→ **WHAT IS BEING ASKED**
Filter the records below for the word "Port". Copy each line that holds it.

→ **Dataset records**

================

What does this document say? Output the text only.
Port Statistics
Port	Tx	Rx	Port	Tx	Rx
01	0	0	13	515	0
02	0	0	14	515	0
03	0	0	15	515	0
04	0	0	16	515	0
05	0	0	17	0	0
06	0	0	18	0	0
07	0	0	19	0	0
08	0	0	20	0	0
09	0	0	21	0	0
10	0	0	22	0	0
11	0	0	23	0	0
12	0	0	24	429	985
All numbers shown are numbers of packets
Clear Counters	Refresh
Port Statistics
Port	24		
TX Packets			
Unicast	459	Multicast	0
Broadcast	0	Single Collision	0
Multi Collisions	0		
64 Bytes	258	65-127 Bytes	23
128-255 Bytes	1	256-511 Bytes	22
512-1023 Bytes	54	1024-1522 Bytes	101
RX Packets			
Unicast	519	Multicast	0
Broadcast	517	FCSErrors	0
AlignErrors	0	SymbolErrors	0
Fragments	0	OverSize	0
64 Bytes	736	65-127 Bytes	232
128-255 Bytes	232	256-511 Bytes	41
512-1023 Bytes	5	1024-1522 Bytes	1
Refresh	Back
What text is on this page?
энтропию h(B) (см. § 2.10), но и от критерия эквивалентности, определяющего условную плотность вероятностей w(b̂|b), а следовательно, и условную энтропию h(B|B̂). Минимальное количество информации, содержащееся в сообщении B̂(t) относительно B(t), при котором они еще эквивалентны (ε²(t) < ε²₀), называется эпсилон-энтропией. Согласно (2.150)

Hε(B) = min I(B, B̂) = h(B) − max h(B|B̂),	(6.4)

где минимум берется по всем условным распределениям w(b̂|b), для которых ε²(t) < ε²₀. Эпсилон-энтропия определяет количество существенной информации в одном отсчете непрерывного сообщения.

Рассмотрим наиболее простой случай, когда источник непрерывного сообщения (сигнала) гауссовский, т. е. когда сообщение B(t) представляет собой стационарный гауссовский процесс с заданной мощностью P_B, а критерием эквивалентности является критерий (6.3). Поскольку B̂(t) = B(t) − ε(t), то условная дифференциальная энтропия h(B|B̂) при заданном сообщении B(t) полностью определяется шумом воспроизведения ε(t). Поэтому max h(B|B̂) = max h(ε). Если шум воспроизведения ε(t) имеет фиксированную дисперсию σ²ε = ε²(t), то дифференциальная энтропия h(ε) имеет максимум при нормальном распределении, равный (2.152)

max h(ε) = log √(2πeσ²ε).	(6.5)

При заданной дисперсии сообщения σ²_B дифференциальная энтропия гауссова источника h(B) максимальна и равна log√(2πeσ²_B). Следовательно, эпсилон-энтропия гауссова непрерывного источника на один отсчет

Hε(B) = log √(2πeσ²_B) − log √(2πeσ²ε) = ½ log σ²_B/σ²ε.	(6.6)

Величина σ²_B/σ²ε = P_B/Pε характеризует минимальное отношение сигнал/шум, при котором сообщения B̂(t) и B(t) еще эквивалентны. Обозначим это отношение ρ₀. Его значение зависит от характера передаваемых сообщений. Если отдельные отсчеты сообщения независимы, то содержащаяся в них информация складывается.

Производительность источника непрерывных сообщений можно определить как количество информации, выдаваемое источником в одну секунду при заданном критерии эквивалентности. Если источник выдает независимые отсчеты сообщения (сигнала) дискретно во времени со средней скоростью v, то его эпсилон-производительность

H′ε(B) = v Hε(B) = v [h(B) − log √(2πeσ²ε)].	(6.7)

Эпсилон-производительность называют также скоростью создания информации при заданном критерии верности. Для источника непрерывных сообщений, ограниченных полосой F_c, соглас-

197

================

→ **RESULT BELOW**
Port Statistics
Port	Tx	Rx	Port	Tx	Rx
Port Statistics
Port	24		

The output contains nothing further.